:: Dataset records ::
········
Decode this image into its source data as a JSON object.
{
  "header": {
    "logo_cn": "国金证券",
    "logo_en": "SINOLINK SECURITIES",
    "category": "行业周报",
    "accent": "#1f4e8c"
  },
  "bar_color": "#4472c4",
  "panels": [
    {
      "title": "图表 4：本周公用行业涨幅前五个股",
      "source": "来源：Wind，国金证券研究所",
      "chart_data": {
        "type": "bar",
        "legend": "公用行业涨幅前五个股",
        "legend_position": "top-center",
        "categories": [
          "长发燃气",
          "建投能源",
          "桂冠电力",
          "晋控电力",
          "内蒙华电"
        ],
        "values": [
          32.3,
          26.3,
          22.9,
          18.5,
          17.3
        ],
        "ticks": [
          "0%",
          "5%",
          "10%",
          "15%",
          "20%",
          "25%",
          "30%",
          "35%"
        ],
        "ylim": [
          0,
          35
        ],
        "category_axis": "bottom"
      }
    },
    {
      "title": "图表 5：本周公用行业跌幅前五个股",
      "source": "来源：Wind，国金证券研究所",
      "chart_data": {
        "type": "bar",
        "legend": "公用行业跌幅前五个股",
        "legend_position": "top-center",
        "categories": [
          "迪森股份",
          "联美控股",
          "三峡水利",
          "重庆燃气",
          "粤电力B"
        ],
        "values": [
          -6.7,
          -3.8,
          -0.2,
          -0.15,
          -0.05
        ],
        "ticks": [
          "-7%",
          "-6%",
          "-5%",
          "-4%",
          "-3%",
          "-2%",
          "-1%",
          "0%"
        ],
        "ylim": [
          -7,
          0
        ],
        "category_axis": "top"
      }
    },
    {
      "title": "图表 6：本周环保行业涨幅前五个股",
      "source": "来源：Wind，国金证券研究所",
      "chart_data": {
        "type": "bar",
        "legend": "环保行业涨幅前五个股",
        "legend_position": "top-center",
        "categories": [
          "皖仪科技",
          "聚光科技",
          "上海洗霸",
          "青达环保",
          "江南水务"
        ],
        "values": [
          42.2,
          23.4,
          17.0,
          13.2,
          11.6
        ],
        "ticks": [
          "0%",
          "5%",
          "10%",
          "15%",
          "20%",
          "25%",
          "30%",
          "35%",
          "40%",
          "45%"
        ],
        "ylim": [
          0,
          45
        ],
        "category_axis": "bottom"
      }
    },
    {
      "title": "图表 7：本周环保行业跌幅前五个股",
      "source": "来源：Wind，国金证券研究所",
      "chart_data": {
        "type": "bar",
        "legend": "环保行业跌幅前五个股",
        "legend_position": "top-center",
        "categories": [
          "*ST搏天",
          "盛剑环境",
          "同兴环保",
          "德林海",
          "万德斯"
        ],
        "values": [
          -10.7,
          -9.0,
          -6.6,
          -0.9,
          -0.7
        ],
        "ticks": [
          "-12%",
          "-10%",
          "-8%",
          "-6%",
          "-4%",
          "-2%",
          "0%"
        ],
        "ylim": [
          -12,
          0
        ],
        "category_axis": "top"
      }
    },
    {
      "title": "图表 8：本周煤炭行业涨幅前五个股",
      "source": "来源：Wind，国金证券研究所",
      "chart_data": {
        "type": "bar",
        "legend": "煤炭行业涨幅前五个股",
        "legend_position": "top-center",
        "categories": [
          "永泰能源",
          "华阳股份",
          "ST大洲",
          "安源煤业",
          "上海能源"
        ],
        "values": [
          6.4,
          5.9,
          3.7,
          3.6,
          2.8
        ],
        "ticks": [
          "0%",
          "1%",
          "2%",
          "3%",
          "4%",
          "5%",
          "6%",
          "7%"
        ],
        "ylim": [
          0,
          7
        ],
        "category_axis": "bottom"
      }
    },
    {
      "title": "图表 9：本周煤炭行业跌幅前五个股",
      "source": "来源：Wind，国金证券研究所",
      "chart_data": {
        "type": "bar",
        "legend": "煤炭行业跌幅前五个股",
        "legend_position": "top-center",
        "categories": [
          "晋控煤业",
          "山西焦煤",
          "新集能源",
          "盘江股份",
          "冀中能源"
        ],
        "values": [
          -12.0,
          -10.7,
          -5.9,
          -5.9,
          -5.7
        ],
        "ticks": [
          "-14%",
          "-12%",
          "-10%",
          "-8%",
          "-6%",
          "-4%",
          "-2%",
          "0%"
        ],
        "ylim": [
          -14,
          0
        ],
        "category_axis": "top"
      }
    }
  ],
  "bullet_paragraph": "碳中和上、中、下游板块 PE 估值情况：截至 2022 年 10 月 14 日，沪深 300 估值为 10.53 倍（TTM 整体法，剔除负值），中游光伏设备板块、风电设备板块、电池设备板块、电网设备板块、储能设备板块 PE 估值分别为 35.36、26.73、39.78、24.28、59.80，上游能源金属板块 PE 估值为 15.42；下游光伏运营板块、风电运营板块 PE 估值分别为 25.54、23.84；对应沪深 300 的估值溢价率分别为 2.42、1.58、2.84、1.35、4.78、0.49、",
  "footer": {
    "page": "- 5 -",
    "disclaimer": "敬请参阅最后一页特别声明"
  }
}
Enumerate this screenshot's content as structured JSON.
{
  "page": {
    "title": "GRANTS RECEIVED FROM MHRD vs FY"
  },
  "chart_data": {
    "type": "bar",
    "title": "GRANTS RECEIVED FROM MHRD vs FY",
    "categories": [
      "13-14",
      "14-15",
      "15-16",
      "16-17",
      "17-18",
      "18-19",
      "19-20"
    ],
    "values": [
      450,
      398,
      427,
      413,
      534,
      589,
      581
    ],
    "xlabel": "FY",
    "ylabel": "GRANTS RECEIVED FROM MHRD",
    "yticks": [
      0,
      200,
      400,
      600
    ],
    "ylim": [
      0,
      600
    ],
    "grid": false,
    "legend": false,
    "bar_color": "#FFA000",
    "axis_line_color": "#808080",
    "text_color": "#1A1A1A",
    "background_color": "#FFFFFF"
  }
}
········
:: Request ::
Find the lines with the string "RECEIVED" and reproduce them.

:: Final result ::
    "title": "GRANTS RECEIVED FROM MHRD vs FY"
    "title": "GRANTS RECEIVED FROM MHRD vs FY",
    "ylabel": "GRANTS RECEIVED FROM MHRD",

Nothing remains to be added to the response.